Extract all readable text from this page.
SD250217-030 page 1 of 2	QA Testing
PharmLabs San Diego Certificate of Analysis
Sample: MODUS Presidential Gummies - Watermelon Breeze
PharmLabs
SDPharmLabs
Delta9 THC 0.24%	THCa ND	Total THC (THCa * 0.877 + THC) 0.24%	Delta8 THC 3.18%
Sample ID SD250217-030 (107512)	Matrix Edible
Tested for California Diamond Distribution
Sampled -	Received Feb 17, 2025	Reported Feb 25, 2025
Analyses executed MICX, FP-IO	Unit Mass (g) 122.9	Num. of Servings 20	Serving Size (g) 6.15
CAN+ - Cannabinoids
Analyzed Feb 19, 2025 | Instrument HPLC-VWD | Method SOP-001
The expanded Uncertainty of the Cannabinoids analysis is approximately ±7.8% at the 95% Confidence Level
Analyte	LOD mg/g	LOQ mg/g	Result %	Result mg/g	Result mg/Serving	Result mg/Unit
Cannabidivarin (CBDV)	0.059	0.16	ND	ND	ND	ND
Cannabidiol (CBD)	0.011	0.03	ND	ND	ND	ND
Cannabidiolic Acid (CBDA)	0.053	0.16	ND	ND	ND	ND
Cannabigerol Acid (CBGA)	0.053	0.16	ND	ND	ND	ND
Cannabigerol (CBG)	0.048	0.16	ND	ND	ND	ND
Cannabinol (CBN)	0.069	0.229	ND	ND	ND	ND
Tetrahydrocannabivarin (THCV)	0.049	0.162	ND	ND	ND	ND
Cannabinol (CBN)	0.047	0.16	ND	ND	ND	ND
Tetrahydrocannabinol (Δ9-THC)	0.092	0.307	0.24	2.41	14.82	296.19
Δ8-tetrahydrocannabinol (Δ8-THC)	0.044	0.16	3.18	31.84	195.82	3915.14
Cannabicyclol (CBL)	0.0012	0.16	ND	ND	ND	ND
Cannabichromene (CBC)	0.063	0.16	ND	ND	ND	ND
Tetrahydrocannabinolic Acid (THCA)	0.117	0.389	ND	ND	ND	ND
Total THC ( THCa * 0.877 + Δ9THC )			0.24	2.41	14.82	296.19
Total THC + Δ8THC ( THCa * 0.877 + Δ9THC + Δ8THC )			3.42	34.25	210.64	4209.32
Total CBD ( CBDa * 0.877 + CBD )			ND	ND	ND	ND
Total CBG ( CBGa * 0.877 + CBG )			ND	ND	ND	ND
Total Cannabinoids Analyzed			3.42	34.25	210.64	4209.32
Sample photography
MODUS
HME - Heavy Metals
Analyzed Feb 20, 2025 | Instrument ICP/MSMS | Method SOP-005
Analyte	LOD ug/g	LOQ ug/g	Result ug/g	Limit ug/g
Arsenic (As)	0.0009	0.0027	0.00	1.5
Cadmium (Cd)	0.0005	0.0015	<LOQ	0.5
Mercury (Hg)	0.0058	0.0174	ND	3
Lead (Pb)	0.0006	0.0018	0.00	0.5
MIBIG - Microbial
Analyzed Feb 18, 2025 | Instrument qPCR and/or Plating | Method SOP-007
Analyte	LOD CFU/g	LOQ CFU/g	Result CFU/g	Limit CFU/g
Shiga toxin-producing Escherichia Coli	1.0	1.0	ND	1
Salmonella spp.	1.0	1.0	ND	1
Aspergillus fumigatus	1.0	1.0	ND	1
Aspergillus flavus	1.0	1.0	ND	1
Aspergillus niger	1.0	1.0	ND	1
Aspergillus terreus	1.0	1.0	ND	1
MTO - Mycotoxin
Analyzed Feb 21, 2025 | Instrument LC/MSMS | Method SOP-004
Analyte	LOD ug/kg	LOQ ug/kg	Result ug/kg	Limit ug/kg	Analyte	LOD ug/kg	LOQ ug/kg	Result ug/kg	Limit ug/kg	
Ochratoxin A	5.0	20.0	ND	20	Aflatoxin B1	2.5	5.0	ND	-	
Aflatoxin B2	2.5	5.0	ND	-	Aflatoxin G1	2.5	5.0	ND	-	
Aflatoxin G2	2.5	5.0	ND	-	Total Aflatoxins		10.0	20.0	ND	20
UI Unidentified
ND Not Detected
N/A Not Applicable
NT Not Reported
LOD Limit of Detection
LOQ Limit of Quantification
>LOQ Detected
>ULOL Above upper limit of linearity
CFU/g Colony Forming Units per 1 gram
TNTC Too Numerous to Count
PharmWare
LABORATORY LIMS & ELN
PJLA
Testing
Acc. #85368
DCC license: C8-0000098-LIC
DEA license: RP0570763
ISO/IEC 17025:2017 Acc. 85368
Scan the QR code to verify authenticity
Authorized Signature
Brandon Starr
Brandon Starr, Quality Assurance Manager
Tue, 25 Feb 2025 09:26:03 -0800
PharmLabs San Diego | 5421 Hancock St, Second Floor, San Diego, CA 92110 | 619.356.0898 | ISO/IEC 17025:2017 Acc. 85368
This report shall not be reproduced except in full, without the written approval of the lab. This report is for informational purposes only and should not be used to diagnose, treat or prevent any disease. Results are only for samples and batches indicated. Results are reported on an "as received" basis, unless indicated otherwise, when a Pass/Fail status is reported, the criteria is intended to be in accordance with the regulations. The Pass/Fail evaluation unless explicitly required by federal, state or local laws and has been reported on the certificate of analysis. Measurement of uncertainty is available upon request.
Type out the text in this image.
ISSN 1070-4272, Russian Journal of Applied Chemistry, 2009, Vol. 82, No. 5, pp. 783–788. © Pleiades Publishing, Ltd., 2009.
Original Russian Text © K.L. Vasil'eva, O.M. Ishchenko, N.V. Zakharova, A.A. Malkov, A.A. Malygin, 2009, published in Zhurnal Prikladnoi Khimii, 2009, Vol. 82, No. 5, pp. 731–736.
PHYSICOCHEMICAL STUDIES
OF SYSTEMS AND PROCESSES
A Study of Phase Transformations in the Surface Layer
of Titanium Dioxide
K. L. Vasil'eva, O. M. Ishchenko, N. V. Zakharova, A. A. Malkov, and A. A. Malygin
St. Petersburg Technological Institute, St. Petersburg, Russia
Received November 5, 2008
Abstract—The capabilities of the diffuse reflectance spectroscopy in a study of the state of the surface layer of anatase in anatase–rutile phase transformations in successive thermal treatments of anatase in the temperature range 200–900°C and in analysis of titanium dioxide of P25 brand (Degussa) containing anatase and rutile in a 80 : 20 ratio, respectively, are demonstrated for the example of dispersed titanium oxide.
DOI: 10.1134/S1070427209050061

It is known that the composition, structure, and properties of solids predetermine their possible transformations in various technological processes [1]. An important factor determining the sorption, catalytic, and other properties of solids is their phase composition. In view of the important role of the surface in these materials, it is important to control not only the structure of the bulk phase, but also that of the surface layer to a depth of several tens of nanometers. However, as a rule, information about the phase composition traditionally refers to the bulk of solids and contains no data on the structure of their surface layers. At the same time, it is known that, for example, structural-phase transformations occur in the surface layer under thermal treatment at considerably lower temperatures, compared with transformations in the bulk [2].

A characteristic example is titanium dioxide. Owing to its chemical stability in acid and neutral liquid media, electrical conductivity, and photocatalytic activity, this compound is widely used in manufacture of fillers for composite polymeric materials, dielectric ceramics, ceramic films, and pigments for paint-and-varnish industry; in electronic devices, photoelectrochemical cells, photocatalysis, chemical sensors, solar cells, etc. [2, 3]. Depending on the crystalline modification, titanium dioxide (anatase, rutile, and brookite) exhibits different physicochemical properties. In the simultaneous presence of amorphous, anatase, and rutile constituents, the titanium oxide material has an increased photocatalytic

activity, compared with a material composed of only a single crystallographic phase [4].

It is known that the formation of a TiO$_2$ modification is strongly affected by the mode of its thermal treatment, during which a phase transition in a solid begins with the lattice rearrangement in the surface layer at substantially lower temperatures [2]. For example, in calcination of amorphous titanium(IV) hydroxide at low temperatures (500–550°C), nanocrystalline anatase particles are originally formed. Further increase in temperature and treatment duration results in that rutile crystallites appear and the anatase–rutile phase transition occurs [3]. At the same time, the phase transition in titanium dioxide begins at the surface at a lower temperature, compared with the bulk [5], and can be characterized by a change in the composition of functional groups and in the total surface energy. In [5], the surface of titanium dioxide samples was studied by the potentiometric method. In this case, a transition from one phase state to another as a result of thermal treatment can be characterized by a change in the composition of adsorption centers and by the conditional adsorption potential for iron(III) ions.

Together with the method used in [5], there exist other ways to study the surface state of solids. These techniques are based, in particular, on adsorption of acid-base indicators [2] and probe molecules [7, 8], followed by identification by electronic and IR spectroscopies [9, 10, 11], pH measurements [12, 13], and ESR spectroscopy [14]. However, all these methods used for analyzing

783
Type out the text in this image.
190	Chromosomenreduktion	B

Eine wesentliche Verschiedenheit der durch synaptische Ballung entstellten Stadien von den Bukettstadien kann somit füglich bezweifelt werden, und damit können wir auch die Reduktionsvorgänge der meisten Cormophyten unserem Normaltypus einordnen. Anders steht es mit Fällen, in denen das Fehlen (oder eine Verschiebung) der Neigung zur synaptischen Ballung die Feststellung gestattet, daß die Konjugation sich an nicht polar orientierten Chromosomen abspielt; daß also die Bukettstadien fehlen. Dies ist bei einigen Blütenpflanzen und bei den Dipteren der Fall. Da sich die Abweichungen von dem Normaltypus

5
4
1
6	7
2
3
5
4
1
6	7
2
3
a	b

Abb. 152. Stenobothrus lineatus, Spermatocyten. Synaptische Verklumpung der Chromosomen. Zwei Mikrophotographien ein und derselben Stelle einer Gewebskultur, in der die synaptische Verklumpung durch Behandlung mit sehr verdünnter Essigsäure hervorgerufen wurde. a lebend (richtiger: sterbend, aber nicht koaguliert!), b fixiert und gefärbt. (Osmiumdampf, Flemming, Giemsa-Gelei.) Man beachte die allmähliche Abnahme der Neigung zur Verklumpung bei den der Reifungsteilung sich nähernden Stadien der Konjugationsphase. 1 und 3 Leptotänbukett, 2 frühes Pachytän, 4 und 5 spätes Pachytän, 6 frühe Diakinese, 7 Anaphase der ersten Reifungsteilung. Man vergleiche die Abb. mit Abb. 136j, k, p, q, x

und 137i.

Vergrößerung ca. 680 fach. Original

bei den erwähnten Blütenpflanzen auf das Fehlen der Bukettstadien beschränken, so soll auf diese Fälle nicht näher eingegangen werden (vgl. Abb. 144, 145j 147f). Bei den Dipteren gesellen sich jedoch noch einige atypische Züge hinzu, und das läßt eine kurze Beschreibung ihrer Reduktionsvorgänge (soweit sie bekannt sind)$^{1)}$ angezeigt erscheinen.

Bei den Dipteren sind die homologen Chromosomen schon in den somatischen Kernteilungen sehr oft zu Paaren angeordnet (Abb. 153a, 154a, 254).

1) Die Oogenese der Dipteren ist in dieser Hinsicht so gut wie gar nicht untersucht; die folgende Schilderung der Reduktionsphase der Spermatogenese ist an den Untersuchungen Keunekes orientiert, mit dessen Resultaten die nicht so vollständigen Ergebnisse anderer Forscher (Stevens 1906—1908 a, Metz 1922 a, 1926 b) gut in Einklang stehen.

===

- [What you will do]:
Give back every line of the listing where the word "Aflatoxin" shows up.

- [Exercise response]:
Ochratoxin A	5.0	20.0	ND	20	Aflatoxin B1	2.5	5.0	ND	-	
Aflatoxin B2	2.5	5.0	ND	-	Aflatoxin G1	2.5	5.0	ND	-	
Aflatoxin G2	2.5	5.0	ND	-	Total Aflatoxins		10.0	20.0	ND	20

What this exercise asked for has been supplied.